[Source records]
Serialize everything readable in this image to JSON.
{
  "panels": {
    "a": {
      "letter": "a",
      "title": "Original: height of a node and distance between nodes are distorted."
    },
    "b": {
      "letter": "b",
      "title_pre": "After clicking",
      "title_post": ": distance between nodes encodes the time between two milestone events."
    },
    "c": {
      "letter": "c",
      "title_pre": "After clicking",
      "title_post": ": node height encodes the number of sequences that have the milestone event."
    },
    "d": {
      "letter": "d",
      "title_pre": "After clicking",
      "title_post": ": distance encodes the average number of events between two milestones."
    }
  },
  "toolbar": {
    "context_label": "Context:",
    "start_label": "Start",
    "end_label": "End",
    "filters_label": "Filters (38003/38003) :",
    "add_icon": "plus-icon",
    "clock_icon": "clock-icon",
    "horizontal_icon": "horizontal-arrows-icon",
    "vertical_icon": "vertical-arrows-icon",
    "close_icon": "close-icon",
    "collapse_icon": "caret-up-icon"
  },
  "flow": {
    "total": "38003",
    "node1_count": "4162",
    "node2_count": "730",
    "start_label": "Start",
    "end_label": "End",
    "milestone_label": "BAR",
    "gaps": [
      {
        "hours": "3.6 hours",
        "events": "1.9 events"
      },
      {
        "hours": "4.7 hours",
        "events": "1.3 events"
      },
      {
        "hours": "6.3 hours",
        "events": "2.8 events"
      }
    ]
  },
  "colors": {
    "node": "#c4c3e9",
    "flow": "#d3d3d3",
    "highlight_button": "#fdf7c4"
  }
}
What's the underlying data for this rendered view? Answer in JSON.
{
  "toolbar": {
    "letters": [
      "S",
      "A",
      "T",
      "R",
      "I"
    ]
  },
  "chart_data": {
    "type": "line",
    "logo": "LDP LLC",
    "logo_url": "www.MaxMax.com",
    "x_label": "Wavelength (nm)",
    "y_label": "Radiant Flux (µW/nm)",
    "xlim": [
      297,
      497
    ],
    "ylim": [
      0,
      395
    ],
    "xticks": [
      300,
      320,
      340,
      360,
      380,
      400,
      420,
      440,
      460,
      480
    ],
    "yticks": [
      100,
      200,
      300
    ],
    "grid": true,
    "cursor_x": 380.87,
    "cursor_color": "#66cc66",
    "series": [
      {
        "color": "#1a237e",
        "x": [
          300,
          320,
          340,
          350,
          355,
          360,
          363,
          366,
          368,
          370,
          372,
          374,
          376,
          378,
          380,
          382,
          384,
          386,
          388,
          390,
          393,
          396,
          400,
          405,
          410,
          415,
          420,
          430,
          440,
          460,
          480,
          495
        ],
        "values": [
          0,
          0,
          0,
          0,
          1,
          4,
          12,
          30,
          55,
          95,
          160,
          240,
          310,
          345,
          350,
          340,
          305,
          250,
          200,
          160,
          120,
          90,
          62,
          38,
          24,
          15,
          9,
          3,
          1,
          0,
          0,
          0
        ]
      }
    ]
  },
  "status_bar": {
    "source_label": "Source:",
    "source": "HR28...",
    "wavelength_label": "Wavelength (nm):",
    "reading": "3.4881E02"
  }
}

> [Your goal]: Determine how many lines contain the word "arrows" and reply with that number alone.

> [Task solution]: 2